Task requirements - So that nothing is lost, transcribe each line of the records exactly.

= Beginning of Section =

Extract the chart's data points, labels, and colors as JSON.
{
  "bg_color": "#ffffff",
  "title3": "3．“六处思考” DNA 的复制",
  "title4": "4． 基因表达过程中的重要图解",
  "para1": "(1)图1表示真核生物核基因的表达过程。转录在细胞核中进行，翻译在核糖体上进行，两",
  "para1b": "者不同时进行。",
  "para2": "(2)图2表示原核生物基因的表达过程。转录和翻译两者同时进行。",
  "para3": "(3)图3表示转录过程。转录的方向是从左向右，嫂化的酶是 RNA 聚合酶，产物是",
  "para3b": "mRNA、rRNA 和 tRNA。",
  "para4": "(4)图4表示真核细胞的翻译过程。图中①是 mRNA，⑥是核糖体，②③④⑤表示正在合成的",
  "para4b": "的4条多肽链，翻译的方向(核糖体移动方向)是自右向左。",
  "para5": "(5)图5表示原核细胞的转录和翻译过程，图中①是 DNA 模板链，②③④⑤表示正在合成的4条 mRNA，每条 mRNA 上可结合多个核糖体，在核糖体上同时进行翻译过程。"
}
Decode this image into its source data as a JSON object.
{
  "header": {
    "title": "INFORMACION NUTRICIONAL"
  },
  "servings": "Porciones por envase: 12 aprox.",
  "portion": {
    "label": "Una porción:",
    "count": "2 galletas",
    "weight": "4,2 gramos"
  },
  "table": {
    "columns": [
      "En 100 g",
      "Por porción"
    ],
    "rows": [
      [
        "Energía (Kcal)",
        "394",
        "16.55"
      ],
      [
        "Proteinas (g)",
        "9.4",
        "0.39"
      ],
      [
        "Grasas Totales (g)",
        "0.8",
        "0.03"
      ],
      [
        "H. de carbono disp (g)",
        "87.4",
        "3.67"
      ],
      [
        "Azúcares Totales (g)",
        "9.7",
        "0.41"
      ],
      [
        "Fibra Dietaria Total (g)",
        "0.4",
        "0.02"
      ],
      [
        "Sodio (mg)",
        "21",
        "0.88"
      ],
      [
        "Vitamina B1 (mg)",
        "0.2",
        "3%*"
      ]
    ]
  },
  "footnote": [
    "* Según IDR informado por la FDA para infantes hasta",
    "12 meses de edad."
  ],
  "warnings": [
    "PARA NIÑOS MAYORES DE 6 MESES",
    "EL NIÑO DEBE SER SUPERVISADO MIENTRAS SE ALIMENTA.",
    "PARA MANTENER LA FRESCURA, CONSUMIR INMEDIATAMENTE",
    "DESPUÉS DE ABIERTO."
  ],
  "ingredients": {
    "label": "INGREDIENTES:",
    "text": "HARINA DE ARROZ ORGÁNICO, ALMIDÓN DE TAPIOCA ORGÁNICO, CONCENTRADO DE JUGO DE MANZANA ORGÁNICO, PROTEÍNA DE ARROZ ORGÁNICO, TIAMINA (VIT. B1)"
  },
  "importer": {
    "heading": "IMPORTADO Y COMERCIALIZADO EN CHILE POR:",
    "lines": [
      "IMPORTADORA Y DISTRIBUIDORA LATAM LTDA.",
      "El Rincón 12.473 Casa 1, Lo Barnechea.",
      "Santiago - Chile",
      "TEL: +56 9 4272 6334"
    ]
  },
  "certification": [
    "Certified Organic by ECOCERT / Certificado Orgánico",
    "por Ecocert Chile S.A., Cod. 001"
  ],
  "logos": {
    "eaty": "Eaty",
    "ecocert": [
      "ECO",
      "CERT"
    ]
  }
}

= End of Section =

Exercise response -
Extract the chart's data points, labels, and colors as JSON.
{
  "bg_color": "#ffffff",
  "title3": "3．“六处思考” DNA 的复制",
  "title4": "4． 基因表达过程中的重要图解",
  "para1": "(1)图1表示真核生物核基因的表达过程。转录在细胞核中进行，翻译在核糖体上进行，两",
  "para1b": "者不同时进行。",
  "para2": "(2)图2表示原核生物基因的表达过程。转录和翻译两者同时进行。",
  "para3": "(3)图3表示转录过程。转录的方向是从左向右，嫂化的酶是 RNA 聚合酶，产物是",
  "para3b": "mRNA、rRNA 和 tRNA。",
  "para4": "(4)图4表示真核细胞的翻译过程。图中①是 mRNA，⑥是核糖体，②③④⑤表示正在合成的",
  "para4b": "的4条多肽链，翻译的方向(核糖体移动方向)是自右向左。",
  "para5": "(5)图5表示原核细胞的转录和翻译过程，图中①是 DNA 模板链，②③④⑤表示正在合成的4条 mRNA，每条 mRNA 上可结合多个核糖体，在核糖体上同时进行翻译过程。"
}
Decode this image into its source data as a JSON object.
{
  "header": {
    "title": "INFORMACION NUTRICIONAL"
  },
  "servings": "Porciones por envase: 12 aprox.",
  "portion": {
    "label": "Una porción:",
    "count": "2 galletas",
    "weight": "4,2 gramos"
  },
  "table": {
    "columns": [
      "En 100 g",
      "Por porción"
    ],
    "rows": [
      [
        "Energía (Kcal)",
        "394",
        "16.55"
      ],
      [
        "Proteinas (g)",
        "9.4",
        "0.39"
      ],
      [
        "Grasas Totales (g)",
        "0.8",
        "0.03"
      ],
      [
        "H. de carbono disp (g)",
        "87.4",
        "3.67"
      ],
      [
        "Azúcares Totales (g)",
        "9.7",
        "0.41"
      ],
      [
        "Fibra Dietaria Total (g)",
        "0.4",
        "0.02"
      ],
      [
        "Sodio (mg)",
        "21",
        "0.88"
      ],
      [
        "Vitamina B1 (mg)",
        "0.2",
        "3%*"
      ]
    ]
  },
  "footnote": [
    "* Según IDR informado por la FDA para infantes hasta",
    "12 meses de edad."
  ],
  "warnings": [
    "PARA NIÑOS MAYORES DE 6 MESES",
    "EL NIÑO DEBE SER SUPERVISADO MIENTRAS SE ALIMENTA.",
    "PARA MANTENER LA FRESCURA, CONSUMIR INMEDIATAMENTE",
    "DESPUÉS DE ABIERTO."
  ],
  "ingredients": {
    "label": "INGREDIENTES:",
    "text": "HARINA DE ARROZ ORGÁNICO, ALMIDÓN DE TAPIOCA ORGÁNICO, CONCENTRADO DE JUGO DE MANZANA ORGÁNICO, PROTEÍNA DE ARROZ ORGÁNICO, TIAMINA (VIT. B1)"
  },
  "importer": {
    "heading": "IMPORTADO Y COMERCIALIZADO EN CHILE POR:",
    "lines": [
      "IMPORTADORA Y DISTRIBUIDORA LATAM LTDA.",
      "El Rincón 12.473 Casa 1, Lo Barnechea.",
      "Santiago - Chile",
      "TEL: +56 9 4272 6334"
    ]
  },
  "certification": [
    "Certified Organic by ECOCERT / Certificado Orgánico",
    "por Ecocert Chile S.A., Cod. 001"
  ],
  "logos": {
    "eaty": "Eaty",
    "ecocert": [
      "ECO",
      "CERT"
    ]
  }
}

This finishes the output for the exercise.